§ Text provided
Monday, February 4, 2019

Its Getting Hot in Here So Take Off
All Your Clothes

Thisssss book!
ThiSSSSSSS poem….

Parker owns her sexuality, unapologetically throughout the collection, claiming it as her own while grappling with how she personally experiences being hyper-sexualized as a black woman.  SSSSSS sounds resonating throughout: “flawS Spilling out my mouth like Sexy moon rockS. I cut out men’S tongueS & I Sharpen mySelf & im Scary & im boSSy,” sliding out of the mouth with a hissing sound, moving the poem forward and shaping it as a spell from this magical, crystal toting melting witch being.  Beginning with a rhyming quip about
men shouting like lizards..for salty flies.
The sky’s the boss of us: I can’t spit when I try” she later turns to say that while men shout, sending “flaws on my crystal” and she can feel their tongues literally, she fights to owns her sexuality with all her magic, and all her rage.  Again another theme in the collection, references of being a witch and the weaving of magic are found throughout. “Magical powers are everywhere/Fingernails, post offices/indoor cactus spines” (81) which I read as the idea that noticing what is beautiful in the world is understanding the magic, is being part of its making and sorcery as in the title poem which goes on to list things that are more beautiful than Beyonce: “self-awareness,/Leftover mascara in clumps, recognizing a pattern/...Lavender, education, becoming other people,/The fucking sky” (76).  Understanding that magic, noticing beauty is also a process of decolonizing our minds from what we are fed as beauty, how we are conditioned to see the world and to see things as flat, one dimensional and stereotyped like the tropes of images of black women laid out in the poem 13 Ways of Looking at a Black Girl (29).
In the poem there is a repetition of volcano throughout the poem, a hot, firy, magic witch “erupt(ing) with a mouth like a bossy eagle.”  She begins by saying that “in the heat, less is everything: respect, power, mouths, sex./All of it is taken from me” but later there seems to be a transformation, a reclamation of power and the volcano is a source of power: “I’m the chick who raises snakes like a volcano..Volcanic in the streets & volcanic in the bed.”

§ Problem statement
Reproduce the review of Parker's poetry collection word for word, from start to finish. None of the items after this point are needed.

§ Supplied material
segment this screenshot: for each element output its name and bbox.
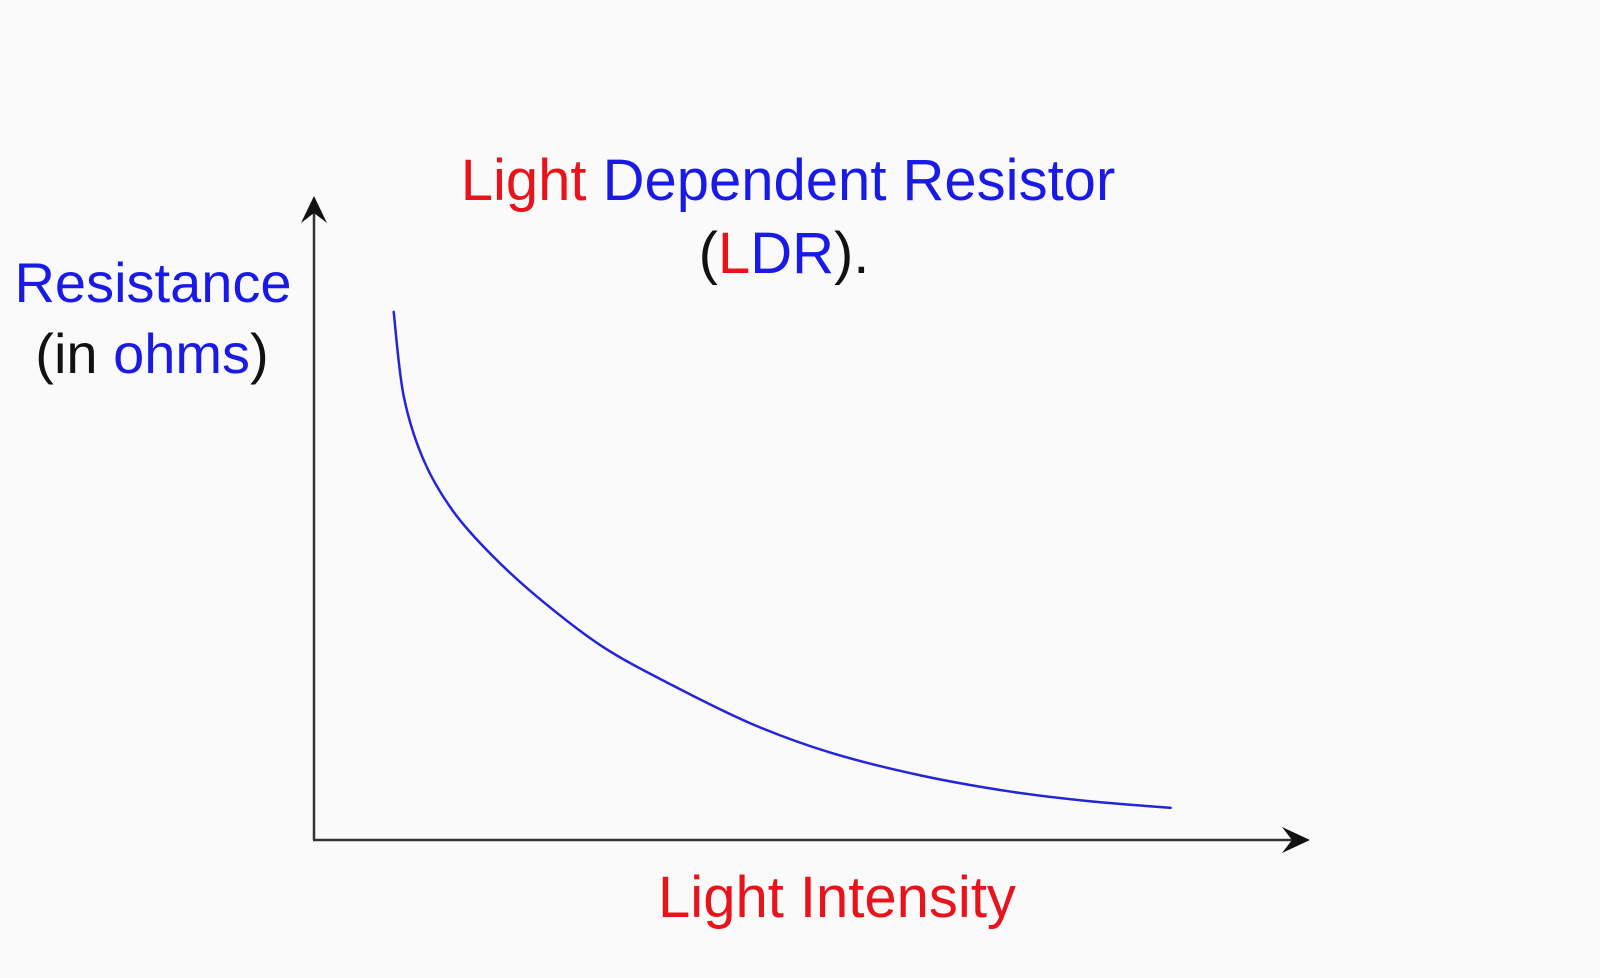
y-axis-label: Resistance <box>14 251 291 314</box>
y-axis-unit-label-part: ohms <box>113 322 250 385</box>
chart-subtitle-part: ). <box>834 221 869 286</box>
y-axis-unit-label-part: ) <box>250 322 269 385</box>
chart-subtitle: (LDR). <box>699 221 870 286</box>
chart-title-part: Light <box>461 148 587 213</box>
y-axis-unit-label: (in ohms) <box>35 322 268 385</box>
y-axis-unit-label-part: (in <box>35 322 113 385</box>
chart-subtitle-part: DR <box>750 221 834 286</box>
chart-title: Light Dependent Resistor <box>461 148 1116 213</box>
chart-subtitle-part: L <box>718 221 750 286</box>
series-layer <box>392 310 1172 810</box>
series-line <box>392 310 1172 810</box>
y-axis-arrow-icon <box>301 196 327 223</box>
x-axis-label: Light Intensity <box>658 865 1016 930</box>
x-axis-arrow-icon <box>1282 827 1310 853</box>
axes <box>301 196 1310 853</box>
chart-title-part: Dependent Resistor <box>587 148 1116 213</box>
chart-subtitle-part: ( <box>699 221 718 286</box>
* * *
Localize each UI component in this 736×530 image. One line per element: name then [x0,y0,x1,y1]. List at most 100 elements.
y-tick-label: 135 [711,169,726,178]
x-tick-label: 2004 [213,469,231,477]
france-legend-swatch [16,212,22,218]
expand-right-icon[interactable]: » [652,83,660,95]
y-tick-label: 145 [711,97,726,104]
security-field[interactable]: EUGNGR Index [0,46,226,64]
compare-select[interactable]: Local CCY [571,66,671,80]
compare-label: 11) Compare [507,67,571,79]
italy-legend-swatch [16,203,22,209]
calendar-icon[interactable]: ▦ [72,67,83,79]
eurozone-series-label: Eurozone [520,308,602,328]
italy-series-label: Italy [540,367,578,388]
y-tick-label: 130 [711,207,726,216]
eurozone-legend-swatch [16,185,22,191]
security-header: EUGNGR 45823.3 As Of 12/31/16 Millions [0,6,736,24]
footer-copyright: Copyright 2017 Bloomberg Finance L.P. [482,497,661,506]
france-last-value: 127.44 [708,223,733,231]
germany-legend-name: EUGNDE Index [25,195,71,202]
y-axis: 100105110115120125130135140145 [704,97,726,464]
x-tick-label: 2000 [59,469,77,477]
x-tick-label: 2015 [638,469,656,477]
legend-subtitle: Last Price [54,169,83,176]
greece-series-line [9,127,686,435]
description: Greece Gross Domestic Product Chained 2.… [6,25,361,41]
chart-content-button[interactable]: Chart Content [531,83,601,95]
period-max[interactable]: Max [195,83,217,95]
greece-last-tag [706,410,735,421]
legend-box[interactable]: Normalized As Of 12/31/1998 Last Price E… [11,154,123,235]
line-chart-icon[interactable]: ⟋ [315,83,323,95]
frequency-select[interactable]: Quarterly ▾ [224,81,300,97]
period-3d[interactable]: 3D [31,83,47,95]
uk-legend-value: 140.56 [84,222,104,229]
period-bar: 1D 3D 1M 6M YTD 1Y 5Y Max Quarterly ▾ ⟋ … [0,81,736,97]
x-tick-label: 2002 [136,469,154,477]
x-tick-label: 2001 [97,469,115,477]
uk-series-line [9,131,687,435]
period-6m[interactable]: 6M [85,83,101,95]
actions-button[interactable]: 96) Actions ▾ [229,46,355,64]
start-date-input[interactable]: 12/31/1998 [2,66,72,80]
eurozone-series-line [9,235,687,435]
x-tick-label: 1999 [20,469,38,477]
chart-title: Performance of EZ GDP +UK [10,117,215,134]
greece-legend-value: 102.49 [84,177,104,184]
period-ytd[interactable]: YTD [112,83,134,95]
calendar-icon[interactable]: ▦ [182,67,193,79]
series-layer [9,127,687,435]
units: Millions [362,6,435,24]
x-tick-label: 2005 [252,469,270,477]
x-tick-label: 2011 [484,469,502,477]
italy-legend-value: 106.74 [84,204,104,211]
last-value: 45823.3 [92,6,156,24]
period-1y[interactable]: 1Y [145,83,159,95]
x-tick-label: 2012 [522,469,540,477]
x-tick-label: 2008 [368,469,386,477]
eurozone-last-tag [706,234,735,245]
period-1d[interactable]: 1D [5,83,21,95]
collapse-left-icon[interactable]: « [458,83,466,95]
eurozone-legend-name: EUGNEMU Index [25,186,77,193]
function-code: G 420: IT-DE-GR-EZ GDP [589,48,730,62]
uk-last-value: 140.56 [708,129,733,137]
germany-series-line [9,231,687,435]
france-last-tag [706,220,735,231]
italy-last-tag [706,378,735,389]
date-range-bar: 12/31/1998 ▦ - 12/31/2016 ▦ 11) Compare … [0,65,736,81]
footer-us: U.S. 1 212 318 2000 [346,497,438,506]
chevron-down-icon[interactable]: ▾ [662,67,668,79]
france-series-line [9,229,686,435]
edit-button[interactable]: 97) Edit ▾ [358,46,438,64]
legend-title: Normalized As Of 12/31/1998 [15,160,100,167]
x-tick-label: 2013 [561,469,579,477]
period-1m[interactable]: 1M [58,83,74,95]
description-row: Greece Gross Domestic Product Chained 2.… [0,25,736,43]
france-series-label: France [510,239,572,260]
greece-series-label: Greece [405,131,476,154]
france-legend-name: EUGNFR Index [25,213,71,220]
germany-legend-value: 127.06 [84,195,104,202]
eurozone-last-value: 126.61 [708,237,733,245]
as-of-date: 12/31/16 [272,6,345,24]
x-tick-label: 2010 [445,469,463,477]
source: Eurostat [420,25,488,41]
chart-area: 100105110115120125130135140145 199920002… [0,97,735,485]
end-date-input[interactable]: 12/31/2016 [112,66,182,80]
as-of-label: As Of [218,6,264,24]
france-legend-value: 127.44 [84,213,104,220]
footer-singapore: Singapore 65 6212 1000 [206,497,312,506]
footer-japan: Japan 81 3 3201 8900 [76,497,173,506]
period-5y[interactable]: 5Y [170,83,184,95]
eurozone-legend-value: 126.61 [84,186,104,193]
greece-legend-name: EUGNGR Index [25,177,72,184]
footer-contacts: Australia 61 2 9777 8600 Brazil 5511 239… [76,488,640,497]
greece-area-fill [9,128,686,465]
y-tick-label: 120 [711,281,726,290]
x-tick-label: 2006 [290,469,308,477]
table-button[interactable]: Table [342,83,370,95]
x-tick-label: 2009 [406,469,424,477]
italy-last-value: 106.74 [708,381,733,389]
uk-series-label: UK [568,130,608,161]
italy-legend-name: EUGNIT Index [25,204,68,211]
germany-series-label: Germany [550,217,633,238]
---
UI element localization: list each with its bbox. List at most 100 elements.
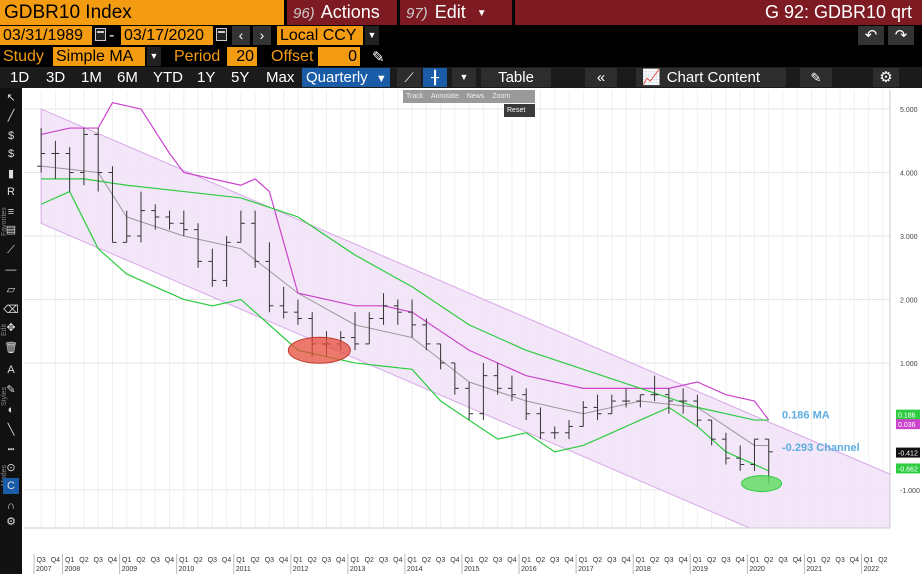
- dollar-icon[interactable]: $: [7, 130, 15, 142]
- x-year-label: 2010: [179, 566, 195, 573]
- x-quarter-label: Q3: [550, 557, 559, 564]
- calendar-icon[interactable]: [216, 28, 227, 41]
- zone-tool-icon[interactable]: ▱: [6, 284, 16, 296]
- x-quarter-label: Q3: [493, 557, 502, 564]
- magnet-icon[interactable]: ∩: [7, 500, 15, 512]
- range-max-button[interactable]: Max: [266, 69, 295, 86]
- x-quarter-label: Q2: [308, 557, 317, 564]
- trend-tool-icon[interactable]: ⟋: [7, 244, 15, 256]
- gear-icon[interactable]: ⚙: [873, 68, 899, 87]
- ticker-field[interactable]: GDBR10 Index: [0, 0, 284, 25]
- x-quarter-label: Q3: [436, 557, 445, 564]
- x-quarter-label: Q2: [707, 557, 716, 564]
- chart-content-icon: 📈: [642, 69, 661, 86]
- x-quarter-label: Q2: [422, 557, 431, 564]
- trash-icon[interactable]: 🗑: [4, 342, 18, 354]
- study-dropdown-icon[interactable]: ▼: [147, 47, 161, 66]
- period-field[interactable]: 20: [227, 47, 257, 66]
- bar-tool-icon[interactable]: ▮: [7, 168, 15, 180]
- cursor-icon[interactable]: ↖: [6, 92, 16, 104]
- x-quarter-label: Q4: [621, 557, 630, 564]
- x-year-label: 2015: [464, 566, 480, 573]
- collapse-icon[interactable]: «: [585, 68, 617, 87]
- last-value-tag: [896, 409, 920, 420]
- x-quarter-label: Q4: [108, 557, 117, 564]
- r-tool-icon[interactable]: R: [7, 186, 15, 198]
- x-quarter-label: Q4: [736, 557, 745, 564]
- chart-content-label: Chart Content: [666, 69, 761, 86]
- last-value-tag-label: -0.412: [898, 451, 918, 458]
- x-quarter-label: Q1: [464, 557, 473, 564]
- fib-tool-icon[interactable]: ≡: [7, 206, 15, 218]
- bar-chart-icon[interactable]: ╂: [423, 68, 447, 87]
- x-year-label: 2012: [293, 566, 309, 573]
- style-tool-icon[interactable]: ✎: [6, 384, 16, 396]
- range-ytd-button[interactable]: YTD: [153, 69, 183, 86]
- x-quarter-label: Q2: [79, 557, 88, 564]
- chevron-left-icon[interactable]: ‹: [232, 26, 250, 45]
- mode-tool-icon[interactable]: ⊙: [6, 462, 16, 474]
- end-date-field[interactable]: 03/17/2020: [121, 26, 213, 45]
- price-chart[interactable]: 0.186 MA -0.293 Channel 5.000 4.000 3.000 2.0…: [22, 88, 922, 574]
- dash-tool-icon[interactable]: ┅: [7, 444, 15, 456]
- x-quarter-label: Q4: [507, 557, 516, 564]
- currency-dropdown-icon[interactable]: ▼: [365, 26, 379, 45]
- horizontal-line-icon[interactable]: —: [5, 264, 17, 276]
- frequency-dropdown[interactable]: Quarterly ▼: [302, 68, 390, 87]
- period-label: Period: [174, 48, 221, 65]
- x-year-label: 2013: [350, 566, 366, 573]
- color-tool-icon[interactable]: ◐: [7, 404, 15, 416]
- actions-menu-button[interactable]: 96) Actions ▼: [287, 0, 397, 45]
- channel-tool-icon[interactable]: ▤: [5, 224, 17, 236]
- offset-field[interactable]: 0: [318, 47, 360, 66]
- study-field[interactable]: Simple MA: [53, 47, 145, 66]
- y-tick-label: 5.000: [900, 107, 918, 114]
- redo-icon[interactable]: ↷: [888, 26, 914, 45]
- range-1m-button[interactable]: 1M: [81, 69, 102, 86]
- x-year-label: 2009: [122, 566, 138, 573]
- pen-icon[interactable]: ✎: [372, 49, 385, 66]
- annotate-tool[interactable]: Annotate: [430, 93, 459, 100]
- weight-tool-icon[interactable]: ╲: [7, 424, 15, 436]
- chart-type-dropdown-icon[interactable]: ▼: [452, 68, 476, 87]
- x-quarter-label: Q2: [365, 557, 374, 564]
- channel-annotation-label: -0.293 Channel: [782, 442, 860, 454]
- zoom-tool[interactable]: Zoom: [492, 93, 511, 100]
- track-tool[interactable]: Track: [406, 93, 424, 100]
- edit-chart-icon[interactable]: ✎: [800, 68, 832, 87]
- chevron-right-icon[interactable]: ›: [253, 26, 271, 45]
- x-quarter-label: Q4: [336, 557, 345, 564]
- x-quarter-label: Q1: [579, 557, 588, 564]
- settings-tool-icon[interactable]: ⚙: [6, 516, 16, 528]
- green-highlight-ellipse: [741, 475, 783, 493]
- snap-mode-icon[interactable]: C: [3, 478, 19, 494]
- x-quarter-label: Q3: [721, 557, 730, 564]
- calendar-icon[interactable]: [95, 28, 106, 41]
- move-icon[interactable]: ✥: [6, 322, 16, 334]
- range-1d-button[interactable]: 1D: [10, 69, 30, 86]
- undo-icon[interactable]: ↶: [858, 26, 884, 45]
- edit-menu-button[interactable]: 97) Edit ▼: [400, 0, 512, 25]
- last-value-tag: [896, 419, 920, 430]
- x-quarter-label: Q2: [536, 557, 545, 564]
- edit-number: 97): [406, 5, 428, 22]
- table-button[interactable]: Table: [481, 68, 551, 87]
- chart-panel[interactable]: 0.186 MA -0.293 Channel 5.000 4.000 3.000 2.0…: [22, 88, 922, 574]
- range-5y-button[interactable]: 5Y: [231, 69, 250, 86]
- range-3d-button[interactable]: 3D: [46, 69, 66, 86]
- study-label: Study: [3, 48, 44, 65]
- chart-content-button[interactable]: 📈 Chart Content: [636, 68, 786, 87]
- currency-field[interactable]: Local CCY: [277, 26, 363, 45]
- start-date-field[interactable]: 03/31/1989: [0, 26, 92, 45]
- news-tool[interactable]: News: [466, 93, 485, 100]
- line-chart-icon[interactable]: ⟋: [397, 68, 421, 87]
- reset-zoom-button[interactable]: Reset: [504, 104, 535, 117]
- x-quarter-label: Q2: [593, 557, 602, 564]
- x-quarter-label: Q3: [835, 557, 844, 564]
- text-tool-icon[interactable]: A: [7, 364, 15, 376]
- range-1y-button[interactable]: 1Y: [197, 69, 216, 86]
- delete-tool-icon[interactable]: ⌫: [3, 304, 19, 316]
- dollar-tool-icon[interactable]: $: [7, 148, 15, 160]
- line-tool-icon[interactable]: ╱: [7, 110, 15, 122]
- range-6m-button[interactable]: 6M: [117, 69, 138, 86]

§ Result for this task
Monday, February 4, 2019

Its Getting Hot in Here So Take Off
All Your Clothes

Thisssss book!
ThiSSSSSSS poem….

Parker owns her sexuality, unapologetically throughout the collection, claiming it as her own while grappling with how she personally experiences being hyper-sexualized as a black woman.  SSSSSS sounds resonating throughout: “flawS Spilling out my mouth like Sexy moon rockS. I cut out men’S tongueS & I Sharpen mySelf & im Scary & im boSSy,” sliding out of the mouth with a hissing sound, moving the poem forward and shaping it as a spell from this magical, crystal toting melting witch being.  Beginning with a rhyming quip about
men shouting like lizards..for salty flies.
The sky’s the boss of us: I can’t spit when I try” she later turns to say that while men shout, sending “flaws on my crystal” and she can feel their tongues literally, she fights to owns her sexuality with all her magic, and all her rage.  Again another theme in the collection, references of being a witch and the weaving of magic are found throughout. “Magical powers are everywhere/Fingernails, post offices/indoor cactus spines” (81) which I read as the idea that noticing what is beautiful in the world is understanding the magic, is being part of its making and sorcery as in the title poem which goes on to list things that are more beautiful than Beyonce: “self-awareness,/Leftover mascara in clumps, recognizing a pattern/...Lavender, education, becoming other people,/The fucking sky” (76).  Understanding that magic, noticing beauty is also a process of decolonizing our minds from what we are fed as beauty, how we are conditioned to see the world and to see things as flat, one dimensional and stereotyped like the tropes of images of black women laid out in the poem 13 Ways of Looking at a Black Girl (29).
In the poem there is a repetition of volcano throughout the poem, a hot, firy, magic witch “erupt(ing) with a mouth like a bossy eagle.”  She begins by saying that “in the heat, less is everything: respect, power, mouths, sex./All of it is taken from me” but later there seems to be a transformation, a reclamation of power and the volcano is a source of power: “I’m the chick who raises snakes like a volcano..Volcanic in the streets & volcanic in the bed.”